• [Extracted records]
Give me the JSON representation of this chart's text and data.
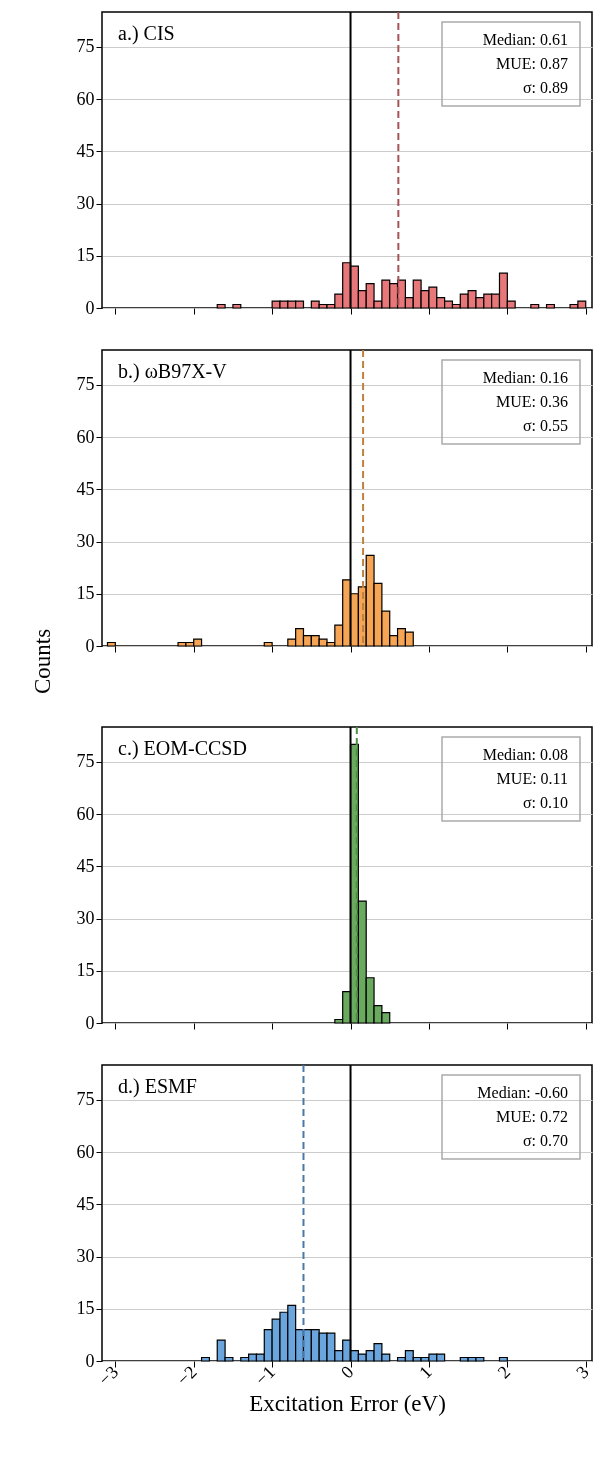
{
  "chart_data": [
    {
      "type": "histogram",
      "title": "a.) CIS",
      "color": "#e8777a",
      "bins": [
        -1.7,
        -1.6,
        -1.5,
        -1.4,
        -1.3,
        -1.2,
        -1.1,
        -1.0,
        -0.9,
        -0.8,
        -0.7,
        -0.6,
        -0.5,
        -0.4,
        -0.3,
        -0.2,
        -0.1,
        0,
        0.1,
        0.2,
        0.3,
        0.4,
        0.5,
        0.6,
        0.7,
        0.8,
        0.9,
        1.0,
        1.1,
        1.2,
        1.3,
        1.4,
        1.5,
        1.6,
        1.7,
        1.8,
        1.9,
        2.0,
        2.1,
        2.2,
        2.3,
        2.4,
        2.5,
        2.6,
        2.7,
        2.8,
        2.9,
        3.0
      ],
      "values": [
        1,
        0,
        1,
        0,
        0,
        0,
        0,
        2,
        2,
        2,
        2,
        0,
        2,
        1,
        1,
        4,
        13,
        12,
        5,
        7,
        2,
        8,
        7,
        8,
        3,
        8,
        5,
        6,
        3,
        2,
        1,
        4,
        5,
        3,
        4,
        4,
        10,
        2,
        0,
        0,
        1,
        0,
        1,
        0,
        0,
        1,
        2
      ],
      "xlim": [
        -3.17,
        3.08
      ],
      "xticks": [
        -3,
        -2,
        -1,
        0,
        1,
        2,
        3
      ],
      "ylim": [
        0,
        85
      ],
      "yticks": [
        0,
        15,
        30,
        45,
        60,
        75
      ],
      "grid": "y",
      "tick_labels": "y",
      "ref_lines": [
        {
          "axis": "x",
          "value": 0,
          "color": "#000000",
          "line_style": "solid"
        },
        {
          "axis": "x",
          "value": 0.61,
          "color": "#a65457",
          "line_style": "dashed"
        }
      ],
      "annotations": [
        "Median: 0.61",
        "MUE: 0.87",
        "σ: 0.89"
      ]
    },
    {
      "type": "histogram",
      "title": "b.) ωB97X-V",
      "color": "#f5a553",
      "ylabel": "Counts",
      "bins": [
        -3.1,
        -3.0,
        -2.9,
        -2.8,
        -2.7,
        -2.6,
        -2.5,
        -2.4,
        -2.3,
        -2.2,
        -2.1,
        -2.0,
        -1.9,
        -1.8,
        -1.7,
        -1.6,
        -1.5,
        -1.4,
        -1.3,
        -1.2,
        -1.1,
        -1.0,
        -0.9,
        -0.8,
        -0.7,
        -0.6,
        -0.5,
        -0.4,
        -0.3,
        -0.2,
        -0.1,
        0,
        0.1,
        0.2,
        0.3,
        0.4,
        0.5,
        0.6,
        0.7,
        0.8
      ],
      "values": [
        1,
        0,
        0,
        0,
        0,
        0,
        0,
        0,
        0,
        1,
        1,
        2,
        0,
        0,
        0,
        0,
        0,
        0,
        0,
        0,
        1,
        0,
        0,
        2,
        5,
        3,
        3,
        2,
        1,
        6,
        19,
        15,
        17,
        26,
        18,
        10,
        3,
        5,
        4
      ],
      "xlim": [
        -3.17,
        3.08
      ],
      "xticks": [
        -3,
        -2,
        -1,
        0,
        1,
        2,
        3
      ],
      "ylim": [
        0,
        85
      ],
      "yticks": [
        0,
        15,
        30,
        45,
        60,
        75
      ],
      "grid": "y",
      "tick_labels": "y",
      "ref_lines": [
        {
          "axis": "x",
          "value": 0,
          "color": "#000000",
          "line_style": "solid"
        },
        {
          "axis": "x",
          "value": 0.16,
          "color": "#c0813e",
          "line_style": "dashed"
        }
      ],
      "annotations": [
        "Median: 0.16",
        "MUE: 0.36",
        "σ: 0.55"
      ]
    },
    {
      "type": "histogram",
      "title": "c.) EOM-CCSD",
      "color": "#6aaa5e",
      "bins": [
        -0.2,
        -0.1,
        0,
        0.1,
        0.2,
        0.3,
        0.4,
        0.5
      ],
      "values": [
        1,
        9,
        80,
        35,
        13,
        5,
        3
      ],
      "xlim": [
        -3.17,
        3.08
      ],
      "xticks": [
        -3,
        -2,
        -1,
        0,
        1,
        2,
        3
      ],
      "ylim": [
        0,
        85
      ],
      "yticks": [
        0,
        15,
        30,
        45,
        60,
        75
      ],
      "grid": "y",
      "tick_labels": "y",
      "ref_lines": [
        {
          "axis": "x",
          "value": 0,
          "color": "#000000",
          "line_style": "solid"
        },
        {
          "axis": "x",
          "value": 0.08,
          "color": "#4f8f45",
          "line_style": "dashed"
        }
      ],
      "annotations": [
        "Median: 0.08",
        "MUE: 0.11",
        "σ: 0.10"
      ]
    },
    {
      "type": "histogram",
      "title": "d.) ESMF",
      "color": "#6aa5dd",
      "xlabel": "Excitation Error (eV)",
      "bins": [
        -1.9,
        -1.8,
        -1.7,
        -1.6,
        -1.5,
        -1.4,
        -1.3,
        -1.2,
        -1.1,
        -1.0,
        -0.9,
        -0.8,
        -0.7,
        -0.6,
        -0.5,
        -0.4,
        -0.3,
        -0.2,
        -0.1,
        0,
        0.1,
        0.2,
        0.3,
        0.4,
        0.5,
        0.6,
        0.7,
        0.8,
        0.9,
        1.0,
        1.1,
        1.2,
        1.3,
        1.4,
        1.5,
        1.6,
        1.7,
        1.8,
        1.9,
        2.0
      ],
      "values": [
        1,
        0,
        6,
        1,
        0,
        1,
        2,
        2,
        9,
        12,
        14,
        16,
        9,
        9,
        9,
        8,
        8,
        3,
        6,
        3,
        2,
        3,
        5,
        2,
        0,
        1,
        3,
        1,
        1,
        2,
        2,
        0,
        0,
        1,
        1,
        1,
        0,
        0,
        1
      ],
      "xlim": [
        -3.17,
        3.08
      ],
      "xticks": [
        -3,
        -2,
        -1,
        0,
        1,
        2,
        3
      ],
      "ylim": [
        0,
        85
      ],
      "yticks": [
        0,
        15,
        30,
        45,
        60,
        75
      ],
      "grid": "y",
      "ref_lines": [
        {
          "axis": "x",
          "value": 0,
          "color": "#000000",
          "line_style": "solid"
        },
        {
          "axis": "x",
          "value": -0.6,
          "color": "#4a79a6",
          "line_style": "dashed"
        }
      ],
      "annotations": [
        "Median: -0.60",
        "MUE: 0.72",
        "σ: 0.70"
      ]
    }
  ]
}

• [Instructions to follow]
In this exercise, set down all of the data exactly, without the pictures.

• [Task response]
Give me the JSON representation of this chart's text and data.
{
  "chart_data": [
    {
      "type": "histogram",
      "title": "a.) CIS",
      "color": "#e8777a",
      "bins": [
        -1.7,
        -1.6,
        -1.5,
        -1.4,
        -1.3,
        -1.2,
        -1.1,
        -1.0,
        -0.9,
        -0.8,
        -0.7,
        -0.6,
        -0.5,
        -0.4,
        -0.3,
        -0.2,
        -0.1,
        0,
        0.1,
        0.2,
        0.3,
        0.4,
        0.5,
        0.6,
        0.7,
        0.8,
        0.9,
        1.0,
        1.1,
        1.2,
        1.3,
        1.4,
        1.5,
        1.6,
        1.7,
        1.8,
        1.9,
        2.0,
        2.1,
        2.2,
        2.3,
        2.4,
        2.5,
        2.6,
        2.7,
        2.8,
        2.9,
        3.0
      ],
      "values": [
        1,
        0,
        1,
        0,
        0,
        0,
        0,
        2,
        2,
        2,
        2,
        0,
        2,
        1,
        1,
        4,
        13,
        12,
        5,
        7,
        2,
        8,
        7,
        8,
        3,
        8,
        5,
        6,
        3,
        2,
        1,
        4,
        5,
        3,
        4,
        4,
        10,
        2,
        0,
        0,
        1,
        0,
        1,
        0,
        0,
        1,
        2
      ],
      "xlim": [
        -3.17,
        3.08
      ],
      "xticks": [
        -3,
        -2,
        -1,
        0,
        1,
        2,
        3
      ],
      "ylim": [
        0,
        85
      ],
      "yticks": [
        0,
        15,
        30,
        45,
        60,
        75
      ],
      "grid": "y",
      "tick_labels": "y",
      "ref_lines": [
        {
          "axis": "x",
          "value": 0,
          "color": "#000000",
          "line_style": "solid"
        },
        {
          "axis": "x",
          "value": 0.61,
          "color": "#a65457",
          "line_style": "dashed"
        }
      ],
      "annotations": [
        "Median: 0.61",
        "MUE: 0.87",
        "σ: 0.89"
      ]
    },
    {
      "type": "histogram",
      "title": "b.) ωB97X-V",
      "color": "#f5a553",
      "ylabel": "Counts",
      "bins": [
        -3.1,
        -3.0,
        -2.9,
        -2.8,
        -2.7,
        -2.6,
        -2.5,
        -2.4,
        -2.3,
        -2.2,
        -2.1,
        -2.0,
        -1.9,
        -1.8,
        -1.7,
        -1.6,
        -1.5,
        -1.4,
        -1.3,
        -1.2,
        -1.1,
        -1.0,
        -0.9,
        -0.8,
        -0.7,
        -0.6,
        -0.5,
        -0.4,
        -0.3,
        -0.2,
        -0.1,
        0,
        0.1,
        0.2,
        0.3,
        0.4,
        0.5,
        0.6,
        0.7,
        0.8
      ],
      "values": [
        1,
        0,
        0,
        0,
        0,
        0,
        0,
        0,
        0,
        1,
        1,
        2,
        0,
        0,
        0,
        0,
        0,
        0,
        0,
        0,
        1,
        0,
        0,
        2,
        5,
        3,
        3,
        2,
        1,
        6,
        19,
        15,
        17,
        26,
        18,
        10,
        3,
        5,
        4
      ],
      "xlim": [
        -3.17,
        3.08
      ],
      "xticks": [
        -3,
        -2,
        -1,
        0,
        1,
        2,
        3
      ],
      "ylim": [
        0,
        85
      ],
      "yticks": [
        0,
        15,
        30,
        45,
        60,
        75
      ],
      "grid": "y",
      "tick_labels": "y",
      "ref_lines": [
        {
          "axis": "x",
          "value": 0,
          "color": "#000000",
          "line_style": "solid"
        },
        {
          "axis": "x",
          "value": 0.16,
          "color": "#c0813e",
          "line_style": "dashed"
        }
      ],
      "annotations": [
        "Median: 0.16",
        "MUE: 0.36",
        "σ: 0.55"
      ]
    },
    {
      "type": "histogram",
      "title": "c.) EOM-CCSD",
      "color": "#6aaa5e",
      "bins": [
        -0.2,
        -0.1,
        0,
        0.1,
        0.2,
        0.3,
        0.4,
        0.5
      ],
      "values": [
        1,
        9,
        80,
        35,
        13,
        5,
        3
      ],
      "xlim": [
        -3.17,
        3.08
      ],
      "xticks": [
        -3,
        -2,
        -1,
        0,
        1,
        2,
        3
      ],
      "ylim": [
        0,
        85
      ],
      "yticks": [
        0,
        15,
        30,
        45,
        60,
        75
      ],
      "grid": "y",
      "tick_labels": "y",
      "ref_lines": [
        {
          "axis": "x",
          "value": 0,
          "color": "#000000",
          "line_style": "solid"
        },
        {
          "axis": "x",
          "value": 0.08,
          "color": "#4f8f45",
          "line_style": "dashed"
        }
      ],
      "annotations": [
        "Median: 0.08",
        "MUE: 0.11",
        "σ: 0.10"
      ]
    },
    {
      "type": "histogram",
      "title": "d.) ESMF",
      "color": "#6aa5dd",
      "xlabel": "Excitation Error (eV)",
      "bins": [
        -1.9,
        -1.8,
        -1.7,
        -1.6,
        -1.5,
        -1.4,
        -1.3,
        -1.2,
        -1.1,
        -1.0,
        -0.9,
        -0.8,
        -0.7,
        -0.6,
        -0.5,
        -0.4,
        -0.3,
        -0.2,
        -0.1,
        0,
        0.1,
        0.2,
        0.3,
        0.4,
        0.5,
        0.6,
        0.7,
        0.8,
        0.9,
        1.0,
        1.1,
        1.2,
        1.3,
        1.4,
        1.5,
        1.6,
        1.7,
        1.8,
        1.9,
        2.0
      ],
      "values": [
        1,
        0,
        6,
        1,
        0,
        1,
        2,
        2,
        9,
        12,
        14,
        16,
        9,
        9,
        9,
        8,
        8,
        3,
        6,
        3,
        2,
        3,
        5,
        2,
        0,
        1,
        3,
        1,
        1,
        2,
        2,
        0,
        0,
        1,
        1,
        1,
        0,
        0,
        1
      ],
      "xlim": [
        -3.17,
        3.08
      ],
      "xticks": [
        -3,
        -2,
        -1,
        0,
        1,
        2,
        3
      ],
      "ylim": [
        0,
        85
      ],
      "yticks": [
        0,
        15,
        30,
        45,
        60,
        75
      ],
      "grid": "y",
      "ref_lines": [
        {
          "axis": "x",
          "value": 0,
          "color": "#000000",
          "line_style": "solid"
        },
        {
          "axis": "x",
          "value": -0.6,
          "color": "#4a79a6",
          "line_style": "dashed"
        }
      ],
      "annotations": [
        "Median: -0.60",
        "MUE: 0.72",
        "σ: 0.70"
      ]
    }
  ]
}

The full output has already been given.